PROBLEM: Take the entries below and reproduce them word for word.

START DATASET ENTRIES

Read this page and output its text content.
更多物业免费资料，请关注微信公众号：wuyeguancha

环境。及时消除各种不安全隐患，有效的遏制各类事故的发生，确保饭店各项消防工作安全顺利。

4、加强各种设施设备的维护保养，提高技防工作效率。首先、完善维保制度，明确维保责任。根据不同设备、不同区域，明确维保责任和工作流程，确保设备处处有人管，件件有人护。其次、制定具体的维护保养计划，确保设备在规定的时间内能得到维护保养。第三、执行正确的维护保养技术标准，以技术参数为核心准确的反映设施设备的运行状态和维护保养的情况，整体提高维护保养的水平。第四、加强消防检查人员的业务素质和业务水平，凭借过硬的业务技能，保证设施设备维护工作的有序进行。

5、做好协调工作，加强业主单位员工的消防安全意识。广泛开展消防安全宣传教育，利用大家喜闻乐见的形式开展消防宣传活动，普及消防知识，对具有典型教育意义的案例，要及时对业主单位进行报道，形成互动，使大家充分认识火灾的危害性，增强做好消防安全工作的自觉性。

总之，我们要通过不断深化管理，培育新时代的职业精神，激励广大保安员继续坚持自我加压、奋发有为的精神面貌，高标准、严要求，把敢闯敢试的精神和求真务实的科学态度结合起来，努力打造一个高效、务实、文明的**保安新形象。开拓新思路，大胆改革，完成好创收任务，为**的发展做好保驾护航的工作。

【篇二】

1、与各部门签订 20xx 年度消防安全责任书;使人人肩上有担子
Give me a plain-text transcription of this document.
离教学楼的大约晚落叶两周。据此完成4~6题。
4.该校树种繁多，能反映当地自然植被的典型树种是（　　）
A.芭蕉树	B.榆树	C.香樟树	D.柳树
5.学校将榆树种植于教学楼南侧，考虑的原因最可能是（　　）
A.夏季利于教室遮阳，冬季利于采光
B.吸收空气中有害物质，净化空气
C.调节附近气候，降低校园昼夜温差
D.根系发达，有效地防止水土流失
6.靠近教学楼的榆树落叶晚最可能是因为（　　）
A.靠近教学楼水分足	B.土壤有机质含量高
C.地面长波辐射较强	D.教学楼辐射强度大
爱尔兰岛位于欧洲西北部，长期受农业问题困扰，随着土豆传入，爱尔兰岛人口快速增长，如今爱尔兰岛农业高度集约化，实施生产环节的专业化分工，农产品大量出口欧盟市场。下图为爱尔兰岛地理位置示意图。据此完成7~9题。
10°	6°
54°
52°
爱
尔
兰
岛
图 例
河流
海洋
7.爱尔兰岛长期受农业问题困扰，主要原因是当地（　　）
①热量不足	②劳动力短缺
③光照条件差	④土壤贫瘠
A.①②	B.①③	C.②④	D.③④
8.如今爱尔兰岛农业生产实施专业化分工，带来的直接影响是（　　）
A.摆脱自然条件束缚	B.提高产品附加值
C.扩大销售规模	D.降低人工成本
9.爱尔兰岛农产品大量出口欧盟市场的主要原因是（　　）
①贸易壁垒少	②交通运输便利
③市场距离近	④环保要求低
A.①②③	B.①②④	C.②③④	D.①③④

END DATASET ENTRIES

FINISHED TASK:
Read this page and output its text content.
更多物业免费资料，请关注微信公众号：wuyeguancha

环境。及时消除各种不安全隐患，有效的遏制各类事故的发生，确保饭店各项消防工作安全顺利。

4、加强各种设施设备的维护保养，提高技防工作效率。首先、完善维保制度，明确维保责任。根据不同设备、不同区域，明确维保责任和工作流程，确保设备处处有人管，件件有人护。其次、制定具体的维护保养计划，确保设备在规定的时间内能得到维护保养。第三、执行正确的维护保养技术标准，以技术参数为核心准确的反映设施设备的运行状态和维护保养的情况，整体提高维护保养的水平。第四、加强消防检查人员的业务素质和业务水平，凭借过硬的业务技能，保证设施设备维护工作的有序进行。

5、做好协调工作，加强业主单位员工的消防安全意识。广泛开展消防安全宣传教育，利用大家喜闻乐见的形式开展消防宣传活动，普及消防知识，对具有典型教育意义的案例，要及时对业主单位进行报道，形成互动，使大家充分认识火灾的危害性，增强做好消防安全工作的自觉性。

总之，我们要通过不断深化管理，培育新时代的职业精神，激励广大保安员继续坚持自我加压、奋发有为的精神面貌，高标准、严要求，把敢闯敢试的精神和求真务实的科学态度结合起来，努力打造一个高效、务实、文明的**保安新形象。开拓新思路，大胆改革，完成好创收任务，为**的发展做好保驾护航的工作。

【篇二】

1、与各部门签订 20xx 年度消防安全责任书;使人人肩上有担子
Give me a plain-text transcription of this document.
离教学楼的大约晚落叶两周。据此完成4~6题。
4.该校树种繁多，能反映当地自然植被的典型树种是（　　）
A.芭蕉树	B.榆树	C.香樟树	D.柳树
5.学校将榆树种植于教学楼南侧，考虑的原因最可能是（　　）
A.夏季利于教室遮阳，冬季利于采光
B.吸收空气中有害物质，净化空气
C.调节附近气候，降低校园昼夜温差
D.根系发达，有效地防止水土流失
6.靠近教学楼的榆树落叶晚最可能是因为（　　）
A.靠近教学楼水分足	B.土壤有机质含量高
C.地面长波辐射较强	D.教学楼辐射强度大
爱尔兰岛位于欧洲西北部，长期受农业问题困扰，随着土豆传入，爱尔兰岛人口快速增长，如今爱尔兰岛农业高度集约化，实施生产环节的专业化分工，农产品大量出口欧盟市场。下图为爱尔兰岛地理位置示意图。据此完成7~9题。
10°	6°
54°
52°
爱
尔
兰
岛
图 例
河流
海洋
7.爱尔兰岛长期受农业问题困扰，主要原因是当地（　　）
①热量不足	②劳动力短缺
③光照条件差	④土壤贫瘠
A.①②	B.①③	C.②④	D.③④
8.如今爱尔兰岛农业生产实施专业化分工，带来的直接影响是（　　）
A.摆脱自然条件束缚	B.提高产品附加值
C.扩大销售规模	D.降低人工成本
9.爱尔兰岛农产品大量出口欧盟市场的主要原因是（　　）
①贸易壁垒少	②交通运输便利
③市场距离近	④环保要求低
A.①②③	B.①②④	C.②③④	D.①③④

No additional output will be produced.